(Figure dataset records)
------------------------------------------------------------

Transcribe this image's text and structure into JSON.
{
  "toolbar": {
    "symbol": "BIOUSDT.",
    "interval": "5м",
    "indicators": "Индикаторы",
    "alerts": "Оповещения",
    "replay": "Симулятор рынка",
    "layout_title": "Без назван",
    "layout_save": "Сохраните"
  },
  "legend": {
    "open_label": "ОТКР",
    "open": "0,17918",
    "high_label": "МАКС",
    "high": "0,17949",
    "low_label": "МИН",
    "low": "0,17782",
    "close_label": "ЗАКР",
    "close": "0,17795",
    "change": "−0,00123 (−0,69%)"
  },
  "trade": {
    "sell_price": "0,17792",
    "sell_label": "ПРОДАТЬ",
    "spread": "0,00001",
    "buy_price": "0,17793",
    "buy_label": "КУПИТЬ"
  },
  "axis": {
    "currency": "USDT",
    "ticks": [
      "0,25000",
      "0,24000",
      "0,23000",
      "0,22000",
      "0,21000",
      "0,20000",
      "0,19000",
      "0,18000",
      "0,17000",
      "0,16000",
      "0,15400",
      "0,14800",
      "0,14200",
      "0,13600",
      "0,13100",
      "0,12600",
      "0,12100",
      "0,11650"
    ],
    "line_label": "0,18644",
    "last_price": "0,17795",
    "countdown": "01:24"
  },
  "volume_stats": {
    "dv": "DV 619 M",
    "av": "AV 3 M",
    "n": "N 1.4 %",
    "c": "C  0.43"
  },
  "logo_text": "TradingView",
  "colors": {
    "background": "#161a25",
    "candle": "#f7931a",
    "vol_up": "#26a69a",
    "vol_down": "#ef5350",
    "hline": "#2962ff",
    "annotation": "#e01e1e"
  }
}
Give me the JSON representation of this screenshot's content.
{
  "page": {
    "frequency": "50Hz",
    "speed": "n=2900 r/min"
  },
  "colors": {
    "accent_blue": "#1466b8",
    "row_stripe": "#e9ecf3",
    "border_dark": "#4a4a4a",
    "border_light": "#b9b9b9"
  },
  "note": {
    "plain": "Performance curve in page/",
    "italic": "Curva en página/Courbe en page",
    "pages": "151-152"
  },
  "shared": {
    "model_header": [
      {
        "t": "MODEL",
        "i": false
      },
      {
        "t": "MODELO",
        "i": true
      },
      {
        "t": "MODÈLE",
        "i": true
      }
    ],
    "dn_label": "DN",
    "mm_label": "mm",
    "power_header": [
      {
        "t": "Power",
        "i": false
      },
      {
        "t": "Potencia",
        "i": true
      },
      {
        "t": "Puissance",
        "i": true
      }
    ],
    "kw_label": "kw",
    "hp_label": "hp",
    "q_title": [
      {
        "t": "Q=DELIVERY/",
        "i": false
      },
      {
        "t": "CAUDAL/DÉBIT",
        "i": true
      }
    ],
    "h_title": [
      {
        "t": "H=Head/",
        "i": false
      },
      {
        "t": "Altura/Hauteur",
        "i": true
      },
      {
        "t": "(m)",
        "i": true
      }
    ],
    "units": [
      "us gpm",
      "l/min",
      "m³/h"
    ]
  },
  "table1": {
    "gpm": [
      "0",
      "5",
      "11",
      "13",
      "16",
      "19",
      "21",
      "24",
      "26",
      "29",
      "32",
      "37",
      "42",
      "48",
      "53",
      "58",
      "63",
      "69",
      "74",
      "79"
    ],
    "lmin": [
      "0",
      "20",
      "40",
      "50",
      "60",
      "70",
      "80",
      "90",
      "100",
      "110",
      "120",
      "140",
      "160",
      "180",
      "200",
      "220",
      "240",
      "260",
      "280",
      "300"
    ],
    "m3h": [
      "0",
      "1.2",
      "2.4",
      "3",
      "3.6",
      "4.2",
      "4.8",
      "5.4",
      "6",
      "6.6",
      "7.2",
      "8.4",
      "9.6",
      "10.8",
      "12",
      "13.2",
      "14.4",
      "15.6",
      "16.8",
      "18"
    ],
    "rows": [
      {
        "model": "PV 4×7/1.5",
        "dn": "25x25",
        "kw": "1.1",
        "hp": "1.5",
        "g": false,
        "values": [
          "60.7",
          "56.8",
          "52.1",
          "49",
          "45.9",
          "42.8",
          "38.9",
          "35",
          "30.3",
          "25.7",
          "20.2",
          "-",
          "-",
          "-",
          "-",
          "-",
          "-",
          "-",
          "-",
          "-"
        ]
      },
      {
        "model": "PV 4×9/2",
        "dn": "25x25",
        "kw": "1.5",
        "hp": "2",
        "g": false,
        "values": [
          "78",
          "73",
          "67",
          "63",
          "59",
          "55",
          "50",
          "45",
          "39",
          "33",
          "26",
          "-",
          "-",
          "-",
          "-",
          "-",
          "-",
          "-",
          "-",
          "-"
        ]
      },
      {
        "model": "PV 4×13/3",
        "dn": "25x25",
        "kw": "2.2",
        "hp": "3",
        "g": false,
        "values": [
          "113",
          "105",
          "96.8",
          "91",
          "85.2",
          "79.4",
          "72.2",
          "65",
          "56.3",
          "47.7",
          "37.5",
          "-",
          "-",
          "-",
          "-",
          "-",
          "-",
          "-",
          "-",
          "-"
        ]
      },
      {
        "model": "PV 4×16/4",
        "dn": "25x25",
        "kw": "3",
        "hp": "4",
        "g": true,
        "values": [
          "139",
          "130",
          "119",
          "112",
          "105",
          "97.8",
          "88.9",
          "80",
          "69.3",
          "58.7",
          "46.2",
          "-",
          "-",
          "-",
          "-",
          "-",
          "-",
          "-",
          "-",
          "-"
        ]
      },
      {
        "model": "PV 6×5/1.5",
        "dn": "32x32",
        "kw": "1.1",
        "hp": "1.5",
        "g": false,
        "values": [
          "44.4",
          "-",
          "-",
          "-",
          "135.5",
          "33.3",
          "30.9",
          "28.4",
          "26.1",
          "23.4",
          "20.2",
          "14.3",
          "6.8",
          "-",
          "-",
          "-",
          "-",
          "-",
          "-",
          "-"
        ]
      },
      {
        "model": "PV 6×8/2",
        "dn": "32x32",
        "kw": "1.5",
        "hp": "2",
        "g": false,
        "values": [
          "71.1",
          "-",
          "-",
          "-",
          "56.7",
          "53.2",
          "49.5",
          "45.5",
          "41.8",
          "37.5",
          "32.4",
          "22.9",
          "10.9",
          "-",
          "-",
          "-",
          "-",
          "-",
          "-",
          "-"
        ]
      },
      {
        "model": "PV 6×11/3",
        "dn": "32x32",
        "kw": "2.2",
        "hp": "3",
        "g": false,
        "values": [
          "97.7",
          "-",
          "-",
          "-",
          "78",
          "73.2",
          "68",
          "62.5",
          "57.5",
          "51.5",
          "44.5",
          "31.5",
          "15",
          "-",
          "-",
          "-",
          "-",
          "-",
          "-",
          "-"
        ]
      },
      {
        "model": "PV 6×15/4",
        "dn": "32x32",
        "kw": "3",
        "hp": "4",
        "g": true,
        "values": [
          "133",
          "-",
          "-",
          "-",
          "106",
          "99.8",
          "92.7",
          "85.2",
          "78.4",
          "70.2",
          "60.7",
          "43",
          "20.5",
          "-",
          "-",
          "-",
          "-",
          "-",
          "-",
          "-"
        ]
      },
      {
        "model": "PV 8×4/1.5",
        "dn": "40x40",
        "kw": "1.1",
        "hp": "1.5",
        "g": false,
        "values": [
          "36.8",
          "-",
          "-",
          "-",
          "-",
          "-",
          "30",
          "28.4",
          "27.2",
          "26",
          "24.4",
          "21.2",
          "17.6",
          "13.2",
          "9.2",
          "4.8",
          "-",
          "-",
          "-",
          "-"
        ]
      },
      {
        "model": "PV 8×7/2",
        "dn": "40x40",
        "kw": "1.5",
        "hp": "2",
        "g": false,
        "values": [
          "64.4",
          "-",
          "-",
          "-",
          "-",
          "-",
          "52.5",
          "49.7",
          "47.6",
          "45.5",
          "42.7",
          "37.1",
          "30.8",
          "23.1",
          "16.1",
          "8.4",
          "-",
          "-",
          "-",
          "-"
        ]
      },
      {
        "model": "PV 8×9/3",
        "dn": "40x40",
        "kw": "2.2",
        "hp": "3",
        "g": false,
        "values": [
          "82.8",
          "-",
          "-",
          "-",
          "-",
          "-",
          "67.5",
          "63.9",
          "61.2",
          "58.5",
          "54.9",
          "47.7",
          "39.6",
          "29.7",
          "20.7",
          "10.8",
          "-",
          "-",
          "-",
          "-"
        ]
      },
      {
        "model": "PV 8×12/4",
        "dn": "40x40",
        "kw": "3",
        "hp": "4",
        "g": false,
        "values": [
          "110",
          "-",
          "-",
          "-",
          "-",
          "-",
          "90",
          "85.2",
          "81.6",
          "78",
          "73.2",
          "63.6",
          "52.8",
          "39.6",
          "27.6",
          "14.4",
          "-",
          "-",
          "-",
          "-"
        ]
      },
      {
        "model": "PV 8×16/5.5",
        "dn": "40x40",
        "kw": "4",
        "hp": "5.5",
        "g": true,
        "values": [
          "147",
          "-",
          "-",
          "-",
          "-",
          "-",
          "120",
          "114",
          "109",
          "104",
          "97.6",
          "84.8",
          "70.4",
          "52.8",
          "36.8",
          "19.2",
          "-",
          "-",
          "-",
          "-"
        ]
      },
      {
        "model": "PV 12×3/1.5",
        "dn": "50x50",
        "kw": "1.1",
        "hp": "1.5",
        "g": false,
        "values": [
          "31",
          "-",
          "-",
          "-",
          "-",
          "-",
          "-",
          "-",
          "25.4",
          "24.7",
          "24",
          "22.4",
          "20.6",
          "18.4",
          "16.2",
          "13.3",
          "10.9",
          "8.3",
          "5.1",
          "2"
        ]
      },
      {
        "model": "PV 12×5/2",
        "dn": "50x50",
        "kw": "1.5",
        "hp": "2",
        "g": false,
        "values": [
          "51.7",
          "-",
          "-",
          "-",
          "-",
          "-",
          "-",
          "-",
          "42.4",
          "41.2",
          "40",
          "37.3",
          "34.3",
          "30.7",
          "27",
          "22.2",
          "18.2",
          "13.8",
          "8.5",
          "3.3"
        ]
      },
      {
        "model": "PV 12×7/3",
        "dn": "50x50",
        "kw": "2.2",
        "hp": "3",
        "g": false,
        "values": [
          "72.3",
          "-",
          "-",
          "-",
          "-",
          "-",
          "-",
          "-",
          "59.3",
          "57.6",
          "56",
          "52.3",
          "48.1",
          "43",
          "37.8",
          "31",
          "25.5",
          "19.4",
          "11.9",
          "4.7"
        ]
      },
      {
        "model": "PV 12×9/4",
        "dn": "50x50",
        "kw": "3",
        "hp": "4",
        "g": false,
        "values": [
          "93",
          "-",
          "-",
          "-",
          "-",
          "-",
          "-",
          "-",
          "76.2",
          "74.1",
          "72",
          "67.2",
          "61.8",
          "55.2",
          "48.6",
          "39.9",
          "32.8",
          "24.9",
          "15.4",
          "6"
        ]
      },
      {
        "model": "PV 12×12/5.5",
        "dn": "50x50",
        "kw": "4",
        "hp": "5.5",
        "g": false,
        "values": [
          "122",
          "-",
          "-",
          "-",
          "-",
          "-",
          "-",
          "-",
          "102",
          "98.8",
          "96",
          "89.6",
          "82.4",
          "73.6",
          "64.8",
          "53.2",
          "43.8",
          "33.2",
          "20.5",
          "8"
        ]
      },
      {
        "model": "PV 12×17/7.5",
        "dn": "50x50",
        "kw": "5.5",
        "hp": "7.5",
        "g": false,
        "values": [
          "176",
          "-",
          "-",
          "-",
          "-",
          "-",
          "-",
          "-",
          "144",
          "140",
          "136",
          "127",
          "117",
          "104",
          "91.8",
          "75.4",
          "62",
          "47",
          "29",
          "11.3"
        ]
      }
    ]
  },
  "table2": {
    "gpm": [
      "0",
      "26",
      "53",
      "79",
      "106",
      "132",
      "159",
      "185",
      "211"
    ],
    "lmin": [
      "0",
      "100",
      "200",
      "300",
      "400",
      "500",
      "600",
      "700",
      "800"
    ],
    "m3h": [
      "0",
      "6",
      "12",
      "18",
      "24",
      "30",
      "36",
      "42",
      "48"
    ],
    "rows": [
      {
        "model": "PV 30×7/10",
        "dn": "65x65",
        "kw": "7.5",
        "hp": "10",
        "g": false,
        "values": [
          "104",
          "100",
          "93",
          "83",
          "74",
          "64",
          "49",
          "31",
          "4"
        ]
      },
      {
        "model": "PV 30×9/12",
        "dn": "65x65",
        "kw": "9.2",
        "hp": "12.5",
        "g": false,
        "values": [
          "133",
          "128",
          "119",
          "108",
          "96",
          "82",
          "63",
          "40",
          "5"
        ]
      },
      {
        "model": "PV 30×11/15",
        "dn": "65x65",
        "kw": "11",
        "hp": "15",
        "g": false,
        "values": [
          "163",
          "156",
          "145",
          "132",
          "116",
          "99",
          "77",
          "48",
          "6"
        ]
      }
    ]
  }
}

------------------------------------------------------------

__Work to be completed__
List every line above containing the word "JSON".

__Result for this exercise__
Transcribe this image's text and structure into JSON.
Give me the JSON representation of this screenshot's content.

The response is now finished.